═════ Material
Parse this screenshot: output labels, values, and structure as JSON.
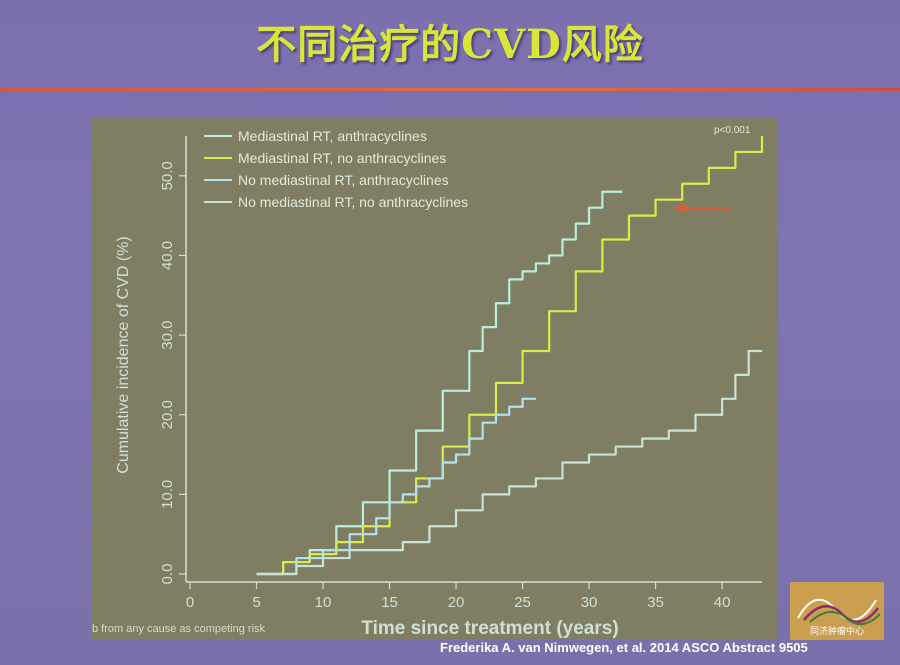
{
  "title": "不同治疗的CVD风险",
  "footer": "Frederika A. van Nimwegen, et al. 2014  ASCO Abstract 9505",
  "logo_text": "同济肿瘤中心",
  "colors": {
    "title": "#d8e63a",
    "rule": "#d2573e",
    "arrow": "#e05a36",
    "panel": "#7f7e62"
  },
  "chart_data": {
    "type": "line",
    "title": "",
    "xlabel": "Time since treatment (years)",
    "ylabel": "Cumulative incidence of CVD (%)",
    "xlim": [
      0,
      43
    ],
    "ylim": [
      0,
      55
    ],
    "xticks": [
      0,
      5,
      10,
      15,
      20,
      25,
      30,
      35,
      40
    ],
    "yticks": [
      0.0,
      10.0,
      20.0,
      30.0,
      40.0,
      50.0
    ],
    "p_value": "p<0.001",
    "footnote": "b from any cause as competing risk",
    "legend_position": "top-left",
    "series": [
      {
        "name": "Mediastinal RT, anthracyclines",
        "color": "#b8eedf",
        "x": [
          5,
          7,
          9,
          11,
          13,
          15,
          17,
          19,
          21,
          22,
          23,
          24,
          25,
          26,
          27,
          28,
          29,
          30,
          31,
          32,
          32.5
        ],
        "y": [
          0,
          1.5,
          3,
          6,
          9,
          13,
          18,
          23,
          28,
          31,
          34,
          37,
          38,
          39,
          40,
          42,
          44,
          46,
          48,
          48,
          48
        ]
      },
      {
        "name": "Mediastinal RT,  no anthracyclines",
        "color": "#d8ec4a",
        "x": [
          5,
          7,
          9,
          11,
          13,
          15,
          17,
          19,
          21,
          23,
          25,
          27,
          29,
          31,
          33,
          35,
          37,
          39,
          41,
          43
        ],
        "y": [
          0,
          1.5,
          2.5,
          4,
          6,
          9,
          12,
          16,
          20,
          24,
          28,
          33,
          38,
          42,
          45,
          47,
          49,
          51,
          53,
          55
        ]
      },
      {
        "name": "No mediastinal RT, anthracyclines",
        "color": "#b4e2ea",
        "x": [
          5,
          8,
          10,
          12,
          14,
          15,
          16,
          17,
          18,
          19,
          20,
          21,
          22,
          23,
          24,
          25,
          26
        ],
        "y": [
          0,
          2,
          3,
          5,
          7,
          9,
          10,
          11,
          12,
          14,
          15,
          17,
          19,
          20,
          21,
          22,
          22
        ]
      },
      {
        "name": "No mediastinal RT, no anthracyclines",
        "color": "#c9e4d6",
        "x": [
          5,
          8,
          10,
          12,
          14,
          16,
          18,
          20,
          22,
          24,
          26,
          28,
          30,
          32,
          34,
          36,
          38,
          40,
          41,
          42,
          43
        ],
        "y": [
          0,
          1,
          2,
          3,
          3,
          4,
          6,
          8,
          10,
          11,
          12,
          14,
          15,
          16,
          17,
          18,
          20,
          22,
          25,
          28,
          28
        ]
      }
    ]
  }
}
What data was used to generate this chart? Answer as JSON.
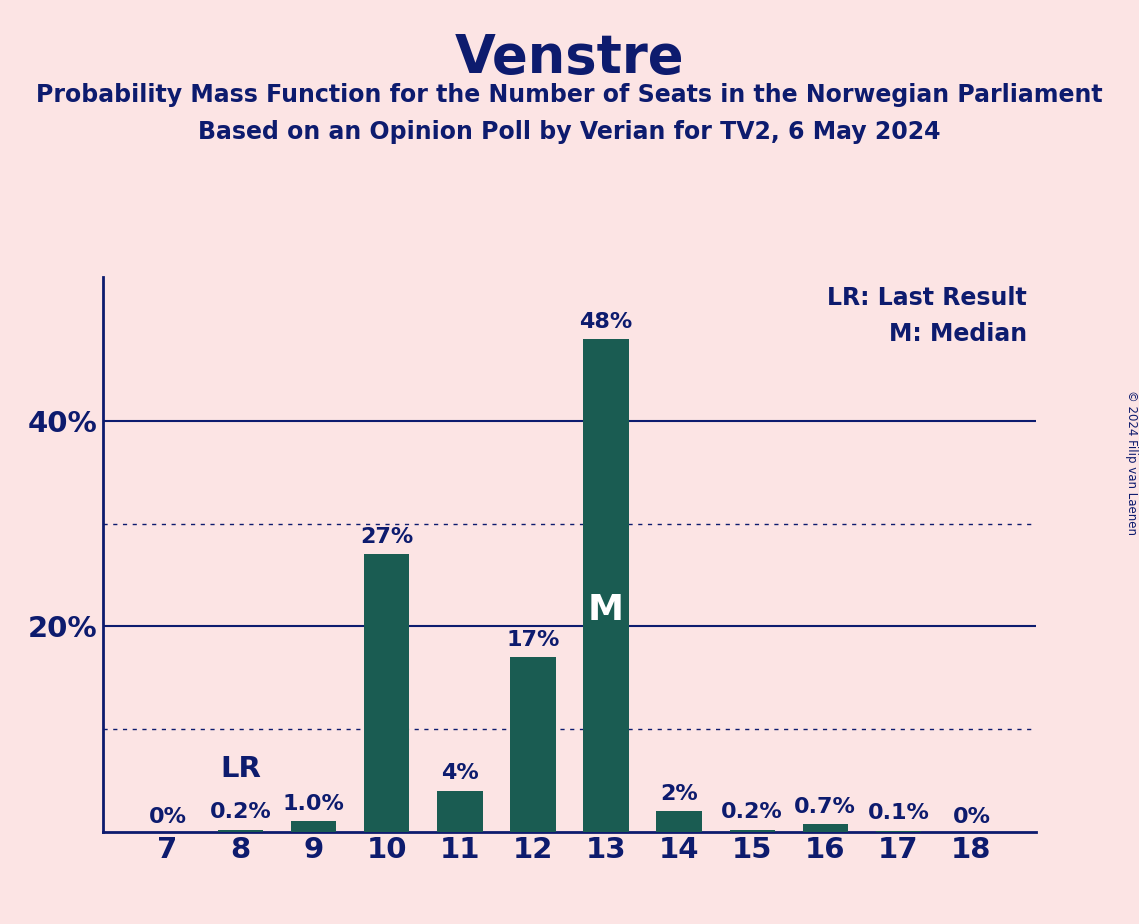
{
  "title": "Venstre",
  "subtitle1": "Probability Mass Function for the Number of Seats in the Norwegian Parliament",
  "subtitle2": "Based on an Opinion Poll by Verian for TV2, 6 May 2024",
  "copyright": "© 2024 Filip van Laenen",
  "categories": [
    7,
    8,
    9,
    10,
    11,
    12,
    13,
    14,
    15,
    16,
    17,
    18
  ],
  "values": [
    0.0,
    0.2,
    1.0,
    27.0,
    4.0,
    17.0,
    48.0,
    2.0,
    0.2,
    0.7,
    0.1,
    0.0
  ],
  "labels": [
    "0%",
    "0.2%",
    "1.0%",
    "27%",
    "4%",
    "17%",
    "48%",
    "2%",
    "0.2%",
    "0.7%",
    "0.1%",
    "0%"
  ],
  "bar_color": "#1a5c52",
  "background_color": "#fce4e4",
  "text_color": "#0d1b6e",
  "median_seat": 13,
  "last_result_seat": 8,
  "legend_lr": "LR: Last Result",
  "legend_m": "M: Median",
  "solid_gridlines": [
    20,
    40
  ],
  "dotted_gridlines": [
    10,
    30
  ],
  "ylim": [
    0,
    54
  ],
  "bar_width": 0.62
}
══════════
— Direction —
Send back the data above word for word, with the pictures left out.

— Exercise answer —
Parse this screenshot: output labels, values, and structure as JSON.
{
  "title": "不同治疗的CVD风险",
  "footer": "Frederika A. van Nimwegen, et al. 2014  ASCO Abstract 9505",
  "logo_text": "同济肿瘤中心",
  "colors": {
    "title": "#d8e63a",
    "rule": "#d2573e",
    "arrow": "#e05a36",
    "panel": "#7f7e62"
  },
  "chart_data": {
    "type": "line",
    "title": "",
    "xlabel": "Time since treatment (years)",
    "ylabel": "Cumulative incidence of CVD (%)",
    "xlim": [
      0,
      43
    ],
    "ylim": [
      0,
      55
    ],
    "xticks": [
      0,
      5,
      10,
      15,
      20,
      25,
      30,
      35,
      40
    ],
    "yticks": [
      0.0,
      10.0,
      20.0,
      30.0,
      40.0,
      50.0
    ],
    "p_value": "p<0.001",
    "footnote": "b from any cause as competing risk",
    "legend_position": "top-left",
    "series": [
      {
        "name": "Mediastinal RT, anthracyclines",
        "color": "#b8eedf",
        "x": [
          5,
          7,
          9,
          11,
          13,
          15,
          17,
          19,
          21,
          22,
          23,
          24,
          25,
          26,
          27,
          28,
          29,
          30,
          31,
          32,
          32.5
        ],
        "y": [
          0,
          1.5,
          3,
          6,
          9,
          13,
          18,
          23,
          28,
          31,
          34,
          37,
          38,
          39,
          40,
          42,
          44,
          46,
          48,
          48,
          48
        ]
      },
      {
        "name": "Mediastinal RT,  no anthracyclines",
        "color": "#d8ec4a",
        "x": [
          5,
          7,
          9,
          11,
          13,
          15,
          17,
          19,
          21,
          23,
          25,
          27,
          29,
          31,
          33,
          35,
          37,
          39,
          41,
          43
        ],
        "y": [
          0,
          1.5,
          2.5,
          4,
          6,
          9,
          12,
          16,
          20,
          24,
          28,
          33,
          38,
          42,
          45,
          47,
          49,
          51,
          53,
          55
        ]
      },
      {
        "name": "No mediastinal RT, anthracyclines",
        "color": "#b4e2ea",
        "x": [
          5,
          8,
          10,
          12,
          14,
          15,
          16,
          17,
          18,
          19,
          20,
          21,
          22,
          23,
          24,
          25,
          26
        ],
        "y": [
          0,
          2,
          3,
          5,
          7,
          9,
          10,
          11,
          12,
          14,
          15,
          17,
          19,
          20,
          21,
          22,
          22
        ]
      },
      {
        "name": "No mediastinal RT, no anthracyclines",
        "color": "#c9e4d6",
        "x": [
          5,
          8,
          10,
          12,
          14,
          16,
          18,
          20,
          22,
          24,
          26,
          28,
          30,
          32,
          34,
          36,
          38,
          40,
          41,
          42,
          43
        ],
        "y": [
          0,
          1,
          2,
          3,
          3,
          4,
          6,
          8,
          10,
          11,
          12,
          14,
          15,
          16,
          17,
          18,
          20,
          22,
          25,
          28,
          28
        ]
      }
    ]
  }
}
What data was used to generate this chart? Answer as JSON.
{
  "title": "Venstre",
  "subtitle1": "Probability Mass Function for the Number of Seats in the Norwegian Parliament",
  "subtitle2": "Based on an Opinion Poll by Verian for TV2, 6 May 2024",
  "copyright": "© 2024 Filip van Laenen",
  "categories": [
    7,
    8,
    9,
    10,
    11,
    12,
    13,
    14,
    15,
    16,
    17,
    18
  ],
  "values": [
    0.0,
    0.2,
    1.0,
    27.0,
    4.0,
    17.0,
    48.0,
    2.0,
    0.2,
    0.7,
    0.1,
    0.0
  ],
  "labels": [
    "0%",
    "0.2%",
    "1.0%",
    "27%",
    "4%",
    "17%",
    "48%",
    "2%",
    "0.2%",
    "0.7%",
    "0.1%",
    "0%"
  ],
  "bar_color": "#1a5c52",
  "background_color": "#fce4e4",
  "text_color": "#0d1b6e",
  "median_seat": 13,
  "last_result_seat": 8,
  "legend_lr": "LR: Last Result",
  "legend_m": "M: Median",
  "solid_gridlines": [
    20,
    40
  ],
  "dotted_gridlines": [
    10,
    30
  ],
  "ylim": [
    0,
    54
  ],
  "bar_width": 0.62
}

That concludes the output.